◆ Testo fornito ◆
A novembre 2025 l'inflazione in Italia continua a perdere slancio. L'indice nazionale dei prezzi al consumo per l'intera collettività (NIC), al netto dei tabacchi, registra una flessione dello 0,2% su base mensile e un aumento dell'1,1% su base annua, in calo rispetto al +1,2% di ottobre e leggermente al di sotto della stima preliminare. Si tratta del livello più basso da gennaio.

Il raffreddamento dell'inflazione è legato soprattutto al rallentamento dei prezzi dei servizi e degli alimentari. Su base tendenziale, i Servizi relativi ai trasporti scendono dal +2,0% al +0,9%, mentre gli Alimentari non lavorati rallentano nettamente, passando dal +1,9% al +1,1%. Più contenuta, ma comunque evidente, la decelerazione degli Alimentari lavorati (+2,1% da +2,5%) e dei Servizi ricreativi, culturali e per la cura della persona (+3,0% da +3,3%).

Un contributo rilevante arriva anche dal comparto energetico: si amplia la flessione dei prezzi degli Energetici regolamentati, che scendono al -3,2% dal -0,5% del mese precedente. In calo più marcato anche i Servizi relativi alle comunicazioni (-0,8% da -0,3%). A controbilanciare solo in parte questi effetti è la ripresa, seppur moderata, dei prezzi degli Energetici non regolamentati, la cui variazione annua passa da -4,9% a -4,3%.

◆ Dati archiviati ◆
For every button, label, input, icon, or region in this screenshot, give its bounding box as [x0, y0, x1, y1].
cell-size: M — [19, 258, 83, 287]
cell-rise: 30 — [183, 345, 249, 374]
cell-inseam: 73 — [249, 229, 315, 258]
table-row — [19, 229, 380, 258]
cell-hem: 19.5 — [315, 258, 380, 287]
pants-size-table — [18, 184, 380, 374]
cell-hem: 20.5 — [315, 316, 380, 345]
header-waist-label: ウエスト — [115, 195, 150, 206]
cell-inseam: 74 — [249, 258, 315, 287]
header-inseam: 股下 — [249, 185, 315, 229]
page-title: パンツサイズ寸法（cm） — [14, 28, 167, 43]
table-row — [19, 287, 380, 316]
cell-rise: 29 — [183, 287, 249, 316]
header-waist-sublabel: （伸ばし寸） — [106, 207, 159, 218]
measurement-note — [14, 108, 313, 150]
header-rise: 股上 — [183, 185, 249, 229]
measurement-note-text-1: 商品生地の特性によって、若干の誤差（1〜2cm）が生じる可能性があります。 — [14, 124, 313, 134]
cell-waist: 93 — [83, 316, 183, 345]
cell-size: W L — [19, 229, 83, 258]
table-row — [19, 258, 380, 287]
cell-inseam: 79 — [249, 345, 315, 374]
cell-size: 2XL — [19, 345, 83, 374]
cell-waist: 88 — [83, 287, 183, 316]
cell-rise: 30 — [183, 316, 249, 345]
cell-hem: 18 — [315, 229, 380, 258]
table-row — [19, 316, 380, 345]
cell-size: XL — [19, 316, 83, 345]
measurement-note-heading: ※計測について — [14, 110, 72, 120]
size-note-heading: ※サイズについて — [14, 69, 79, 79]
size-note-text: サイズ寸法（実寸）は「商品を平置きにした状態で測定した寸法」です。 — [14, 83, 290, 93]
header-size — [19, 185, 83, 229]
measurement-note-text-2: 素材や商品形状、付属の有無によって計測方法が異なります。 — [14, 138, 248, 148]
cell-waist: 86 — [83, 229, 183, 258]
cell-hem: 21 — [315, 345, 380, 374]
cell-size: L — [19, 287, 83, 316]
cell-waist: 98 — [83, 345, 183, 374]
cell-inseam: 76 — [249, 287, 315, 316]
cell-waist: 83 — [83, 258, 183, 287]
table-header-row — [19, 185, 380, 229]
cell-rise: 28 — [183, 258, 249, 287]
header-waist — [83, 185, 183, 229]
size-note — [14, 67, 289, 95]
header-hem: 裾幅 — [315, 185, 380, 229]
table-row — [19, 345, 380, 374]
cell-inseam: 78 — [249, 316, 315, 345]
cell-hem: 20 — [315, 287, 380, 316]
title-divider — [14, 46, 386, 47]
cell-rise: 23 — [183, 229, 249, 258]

◆ Consegna ◆
Cita il brano del testo sull'inflazione di novembre 2025 cominciando da "A novembre 2025" e finendo con "basso da gennaio.".

◆ Risposta ◆
A novembre 2025 l'inflazione in Italia continua a perdere slancio. L'indice nazionale dei prezzi al consumo per l'intera collettività (NIC), al netto dei tabacchi, registra una flessione dello 0,2% su base mensile e un aumento dell'1,1% su base annua, in calo rispetto al +1,2% di ottobre e leggermente al di sotto della stima preliminare. Si tratta del livello più basso da gennaio.